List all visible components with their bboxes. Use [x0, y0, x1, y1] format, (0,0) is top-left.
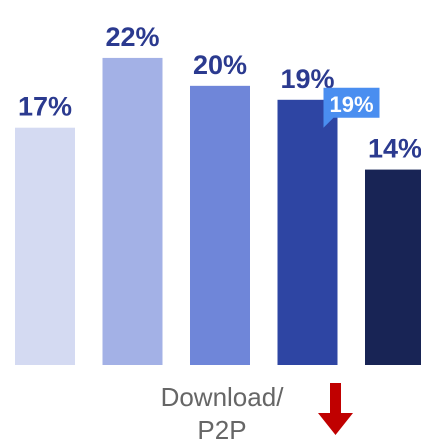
- bars-group: [15, 57, 421, 366]
- value-label-2: 22%: [105, 22, 159, 52]
- bar-1: [15, 127, 75, 365]
- value-label-3: 20%: [193, 50, 247, 80]
- bar-2: [102, 57, 163, 366]
- value-label-5: 14%: [368, 134, 421, 164]
- bar-5: [365, 169, 421, 365]
- down-arrow-icon: [318, 383, 353, 435]
- highlight-badge-label: 19%: [329, 92, 373, 117]
- value-label-1: 17%: [18, 92, 72, 122]
- category-label-line-1: Download/: [161, 382, 285, 412]
- bar-4: [277, 99, 338, 366]
- category-label-line-2: P2P: [197, 415, 246, 445]
- highlight-badge: 19%: [323, 87, 380, 128]
- bar-3: [190, 85, 250, 365]
- highlight-badge-shape: [323, 87, 380, 128]
- value-labels-group: 17% 22% 20% 19% 14%: [18, 22, 421, 164]
- category-annotation: Download/ P2P: [161, 382, 353, 445]
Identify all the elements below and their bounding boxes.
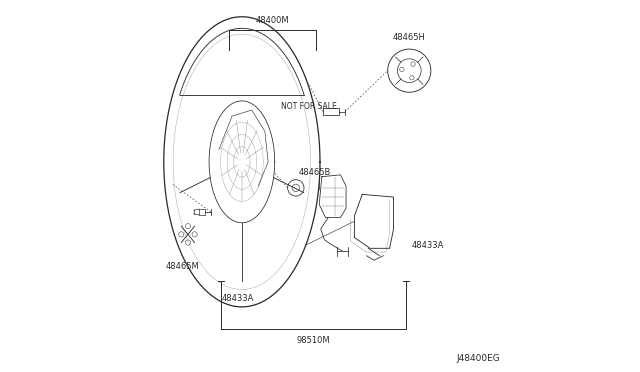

Required work: Copy every record above word for word, leaving out the pictures.

Solution to this task:
List all visible components with their bboxes. Use [x0, y0, x1, y1] format, (0,0) is top-left.
- bars-group: [15, 57, 421, 366]
- value-label-2: 22%: [105, 22, 159, 52]
- bar-1: [15, 127, 75, 365]
- value-label-3: 20%: [193, 50, 247, 80]
- bar-2: [102, 57, 163, 366]
- value-label-5: 14%: [368, 134, 421, 164]
- bar-5: [365, 169, 421, 365]
- down-arrow-icon: [318, 383, 353, 435]
- highlight-badge-label: 19%: [329, 92, 373, 117]
- value-label-1: 17%: [18, 92, 72, 122]
- category-label-line-1: Download/: [161, 382, 285, 412]
- bar-4: [277, 99, 338, 366]
- category-label-line-2: P2P: [197, 415, 246, 445]
- highlight-badge: 19%: [323, 87, 380, 128]
- bar-3: [190, 85, 250, 365]
- highlight-badge-shape: [323, 87, 380, 128]
- value-labels-group: 17% 22% 20% 19% 14%: [18, 22, 421, 164]
- category-annotation: Download/ P2P: [161, 382, 353, 445]
Identify all the elements below and their bounding boxes.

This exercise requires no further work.